WORK INSTRUCTIONS — Write out all the entries word for word and omit any pictures.

RECORDED INFORMATION —
◆ ◆ ◆ ◆ ◆
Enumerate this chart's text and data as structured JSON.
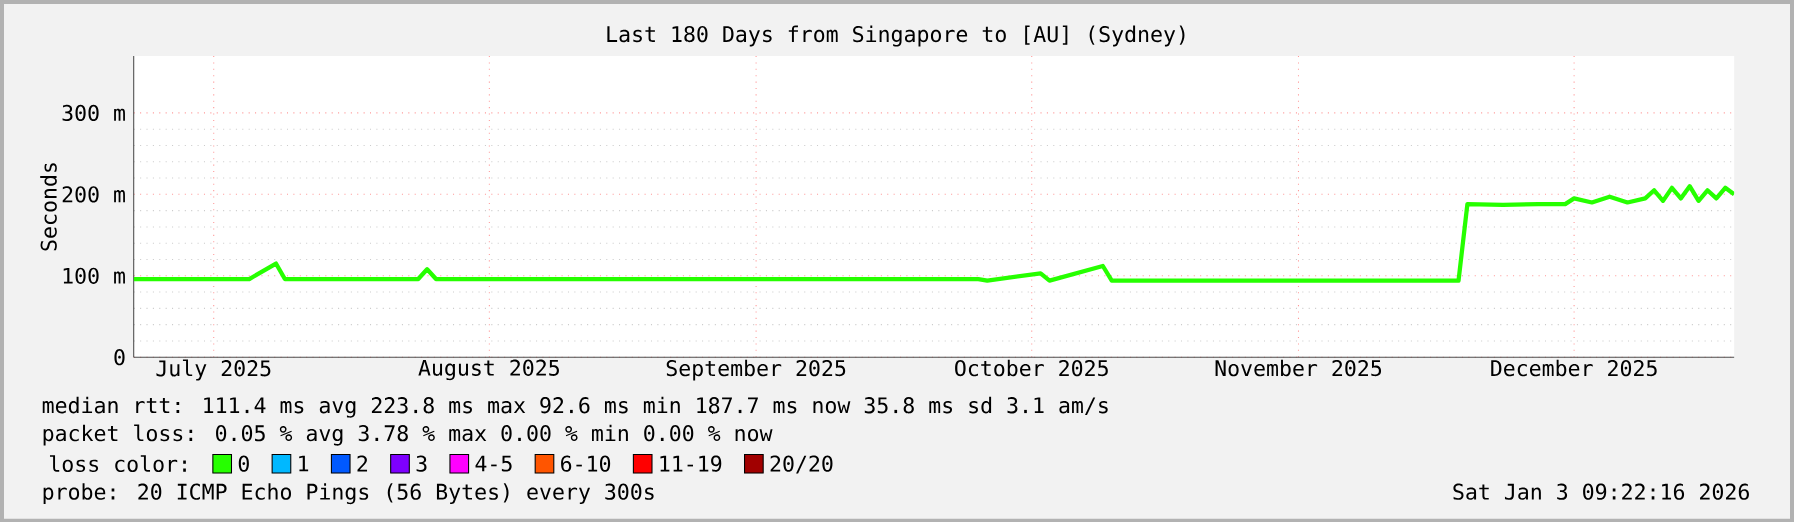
{
  "chart_data": {
    "type": "line",
    "title": "Last 180 Days from Singapore to [AU] (Sydney)",
    "ylabel": "Seconds",
    "xlim": [
      "2025-07-07",
      "2026-01-03"
    ],
    "xticks": [
      {
        "value": "2025-07-16",
        "label": "July 2025"
      },
      {
        "value": "2025-08-16",
        "label": "August 2025"
      },
      {
        "value": "2025-09-15",
        "label": "September 2025"
      },
      {
        "value": "2025-10-16",
        "label": "October 2025"
      },
      {
        "value": "2025-11-15",
        "label": "November 2025"
      },
      {
        "value": "2025-12-16",
        "label": "December 2025"
      }
    ],
    "ylim": [
      0,
      370
    ],
    "yticks": [
      0,
      {
        "value": 100,
        "label": "100 m"
      },
      {
        "value": 200,
        "label": "200 m"
      },
      {
        "value": 300,
        "label": "300 m"
      }
    ],
    "grid": true,
    "legend": "bottom",
    "legend_title": "loss color:",
    "marker": "none",
    "line_style": "solid",
    "x": [
      "2025-07-07",
      "2025-07-20",
      "2025-07-23",
      "2025-07-24",
      "2025-08-08",
      "2025-08-09",
      "2025-08-10",
      "2025-09-10",
      "2025-10-01",
      "2025-10-10",
      "2025-10-11",
      "2025-10-17",
      "2025-10-18",
      "2025-10-24",
      "2025-10-25",
      "2025-11-10",
      "2025-12-03",
      "2025-12-04",
      "2025-12-08",
      "2025-12-12",
      "2025-12-15",
      "2025-12-16",
      "2025-12-18",
      "2025-12-20",
      "2025-12-22",
      "2025-12-24",
      "2025-12-25",
      "2025-12-26",
      "2025-12-27",
      "2025-12-28",
      "2025-12-29",
      "2025-12-30",
      "2025-12-31",
      "2026-01-01",
      "2026-01-02",
      "2026-01-03"
    ],
    "series": [
      {
        "name": "0",
        "color": "#26ff00",
        "values": [
          96,
          96,
          115,
          96,
          96,
          108,
          96,
          96,
          96,
          96,
          94,
          103,
          94,
          112,
          94,
          94,
          94,
          188,
          187,
          188,
          188,
          195,
          190,
          197,
          190,
          195,
          205,
          192,
          208,
          195,
          210,
          192,
          205,
          195,
          208,
          200
        ]
      },
      {
        "name": "1",
        "color": "#00b8ff",
        "values": [
          null,
          null,
          null,
          null,
          null,
          null,
          null,
          null,
          null,
          null,
          null,
          null,
          null,
          null,
          null,
          null,
          null,
          null,
          null,
          null,
          null,
          null,
          null,
          null,
          null,
          null,
          null,
          null,
          null,
          null,
          null,
          null,
          null,
          null,
          null,
          null
        ]
      },
      {
        "name": "2",
        "color": "#0059ff",
        "values": [
          null,
          null,
          null,
          null,
          null,
          null,
          null,
          null,
          null,
          null,
          null,
          null,
          null,
          null,
          null,
          null,
          null,
          null,
          null,
          null,
          null,
          null,
          null,
          null,
          null,
          null,
          null,
          null,
          null,
          null,
          null,
          null,
          null,
          null,
          null,
          null
        ]
      },
      {
        "name": "3",
        "color": "#7e00ff",
        "values": [
          null,
          null,
          null,
          null,
          null,
          null,
          null,
          null,
          null,
          null,
          null,
          null,
          null,
          null,
          null,
          null,
          null,
          null,
          null,
          null,
          null,
          null,
          null,
          null,
          null,
          null,
          null,
          null,
          null,
          null,
          null,
          null,
          null,
          null,
          null,
          null
        ]
      },
      {
        "name": "4-5",
        "color": "#ff00ff",
        "values": [
          null,
          null,
          null,
          null,
          null,
          null,
          null,
          null,
          null,
          null,
          null,
          null,
          null,
          null,
          null,
          null,
          null,
          null,
          null,
          null,
          null,
          null,
          null,
          null,
          null,
          null,
          null,
          null,
          null,
          null,
          null,
          null,
          null,
          null,
          null,
          null
        ]
      },
      {
        "name": "6-10",
        "color": "#ff5500",
        "values": [
          null,
          null,
          null,
          null,
          null,
          null,
          null,
          null,
          null,
          null,
          null,
          null,
          null,
          null,
          null,
          null,
          null,
          null,
          null,
          null,
          null,
          null,
          null,
          null,
          null,
          null,
          null,
          null,
          null,
          null,
          null,
          null,
          null,
          null,
          null,
          null
        ]
      },
      {
        "name": "11-19",
        "color": "#ff0000",
        "values": [
          null,
          null,
          null,
          null,
          null,
          null,
          null,
          null,
          null,
          null,
          null,
          null,
          null,
          null,
          null,
          null,
          null,
          null,
          null,
          null,
          null,
          null,
          null,
          null,
          null,
          null,
          null,
          null,
          null,
          null,
          null,
          null,
          null,
          null,
          null,
          null
        ]
      },
      {
        "name": "20/20",
        "color": "#a10000",
        "values": [
          null,
          null,
          null,
          null,
          null,
          null,
          null,
          null,
          null,
          null,
          null,
          null,
          null,
          null,
          null,
          null,
          null,
          null,
          null,
          null,
          null,
          null,
          null,
          null,
          null,
          null,
          null,
          null,
          null,
          null,
          null,
          null,
          null,
          null,
          null,
          null
        ]
      }
    ],
    "annotations": [
      "median rtt:  111.4 ms avg  223.8 ms max  92.6 ms min  187.7 ms now  35.8 ms sd  3.1   am/s",
      "packet loss: 0.05 % avg  3.78 % max  0.00 % min  0.00 % now",
      "probe:       20 ICMP Echo Pings (56 Bytes) every 300s",
      "Sat Jan  3 09:22:16 2026"
    ]
  }
}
◆ ◆ ◆ ◆ ◆
CORRECT RESULT —
Enumerate this chart's text and data as structured JSON.
{
  "chart_data": {
    "type": "line",
    "title": "Last 180 Days from Singapore to [AU] (Sydney)",
    "ylabel": "Seconds",
    "xlim": [
      "2025-07-07",
      "2026-01-03"
    ],
    "xticks": [
      {
        "value": "2025-07-16",
        "label": "July 2025"
      },
      {
        "value": "2025-08-16",
        "label": "August 2025"
      },
      {
        "value": "2025-09-15",
        "label": "September 2025"
      },
      {
        "value": "2025-10-16",
        "label": "October 2025"
      },
      {
        "value": "2025-11-15",
        "label": "November 2025"
      },
      {
        "value": "2025-12-16",
        "label": "December 2025"
      }
    ],
    "ylim": [
      0,
      370
    ],
    "yticks": [
      0,
      {
        "value": 100,
        "label": "100 m"
      },
      {
        "value": 200,
        "label": "200 m"
      },
      {
        "value": 300,
        "label": "300 m"
      }
    ],
    "grid": true,
    "legend": "bottom",
    "legend_title": "loss color:",
    "marker": "none",
    "line_style": "solid",
    "x": [
      "2025-07-07",
      "2025-07-20",
      "2025-07-23",
      "2025-07-24",
      "2025-08-08",
      "2025-08-09",
      "2025-08-10",
      "2025-09-10",
      "2025-10-01",
      "2025-10-10",
      "2025-10-11",
      "2025-10-17",
      "2025-10-18",
      "2025-10-24",
      "2025-10-25",
      "2025-11-10",
      "2025-12-03",
      "2025-12-04",
      "2025-12-08",
      "2025-12-12",
      "2025-12-15",
      "2025-12-16",
      "2025-12-18",
      "2025-12-20",
      "2025-12-22",
      "2025-12-24",
      "2025-12-25",
      "2025-12-26",
      "2025-12-27",
      "2025-12-28",
      "2025-12-29",
      "2025-12-30",
      "2025-12-31",
      "2026-01-01",
      "2026-01-02",
      "2026-01-03"
    ],
    "series": [
      {
        "name": "0",
        "color": "#26ff00",
        "values": [
          96,
          96,
          115,
          96,
          96,
          108,
          96,
          96,
          96,
          96,
          94,
          103,
          94,
          112,
          94,
          94,
          94,
          188,
          187,
          188,
          188,
          195,
          190,
          197,
          190,
          195,
          205,
          192,
          208,
          195,
          210,
          192,
          205,
          195,
          208,
          200
        ]
      },
      {
        "name": "1",
        "color": "#00b8ff",
        "values": [
          null,
          null,
          null,
          null,
          null,
          null,
          null,
          null,
          null,
          null,
          null,
          null,
          null,
          null,
          null,
          null,
          null,
          null,
          null,
          null,
          null,
          null,
          null,
          null,
          null,
          null,
          null,
          null,
          null,
          null,
          null,
          null,
          null,
          null,
          null,
          null
        ]
      },
      {
        "name": "2",
        "color": "#0059ff",
        "values": [
          null,
          null,
          null,
          null,
          null,
          null,
          null,
          null,
          null,
          null,
          null,
          null,
          null,
          null,
          null,
          null,
          null,
          null,
          null,
          null,
          null,
          null,
          null,
          null,
          null,
          null,
          null,
          null,
          null,
          null,
          null,
          null,
          null,
          null,
          null,
          null
        ]
      },
      {
        "name": "3",
        "color": "#7e00ff",
        "values": [
          null,
          null,
          null,
          null,
          null,
          null,
          null,
          null,
          null,
          null,
          null,
          null,
          null,
          null,
          null,
          null,
          null,
          null,
          null,
          null,
          null,
          null,
          null,
          null,
          null,
          null,
          null,
          null,
          null,
          null,
          null,
          null,
          null,
          null,
          null,
          null
        ]
      },
      {
        "name": "4-5",
        "color": "#ff00ff",
        "values": [
          null,
          null,
          null,
          null,
          null,
          null,
          null,
          null,
          null,
          null,
          null,
          null,
          null,
          null,
          null,
          null,
          null,
          null,
          null,
          null,
          null,
          null,
          null,
          null,
          null,
          null,
          null,
          null,
          null,
          null,
          null,
          null,
          null,
          null,
          null,
          null
        ]
      },
      {
        "name": "6-10",
        "color": "#ff5500",
        "values": [
          null,
          null,
          null,
          null,
          null,
          null,
          null,
          null,
          null,
          null,
          null,
          null,
          null,
          null,
          null,
          null,
          null,
          null,
          null,
          null,
          null,
          null,
          null,
          null,
          null,
          null,
          null,
          null,
          null,
          null,
          null,
          null,
          null,
          null,
          null,
          null
        ]
      },
      {
        "name": "11-19",
        "color": "#ff0000",
        "values": [
          null,
          null,
          null,
          null,
          null,
          null,
          null,
          null,
          null,
          null,
          null,
          null,
          null,
          null,
          null,
          null,
          null,
          null,
          null,
          null,
          null,
          null,
          null,
          null,
          null,
          null,
          null,
          null,
          null,
          null,
          null,
          null,
          null,
          null,
          null,
          null
        ]
      },
      {
        "name": "20/20",
        "color": "#a10000",
        "values": [
          null,
          null,
          null,
          null,
          null,
          null,
          null,
          null,
          null,
          null,
          null,
          null,
          null,
          null,
          null,
          null,
          null,
          null,
          null,
          null,
          null,
          null,
          null,
          null,
          null,
          null,
          null,
          null,
          null,
          null,
          null,
          null,
          null,
          null,
          null,
          null
        ]
      }
    ],
    "annotations": [
      "median rtt:  111.4 ms avg  223.8 ms max  92.6 ms min  187.7 ms now  35.8 ms sd  3.1   am/s",
      "packet loss: 0.05 % avg  3.78 % max  0.00 % min  0.00 % now",
      "probe:       20 ICMP Echo Pings (56 Bytes) every 300s",
      "Sat Jan  3 09:22:16 2026"
    ]
  }
}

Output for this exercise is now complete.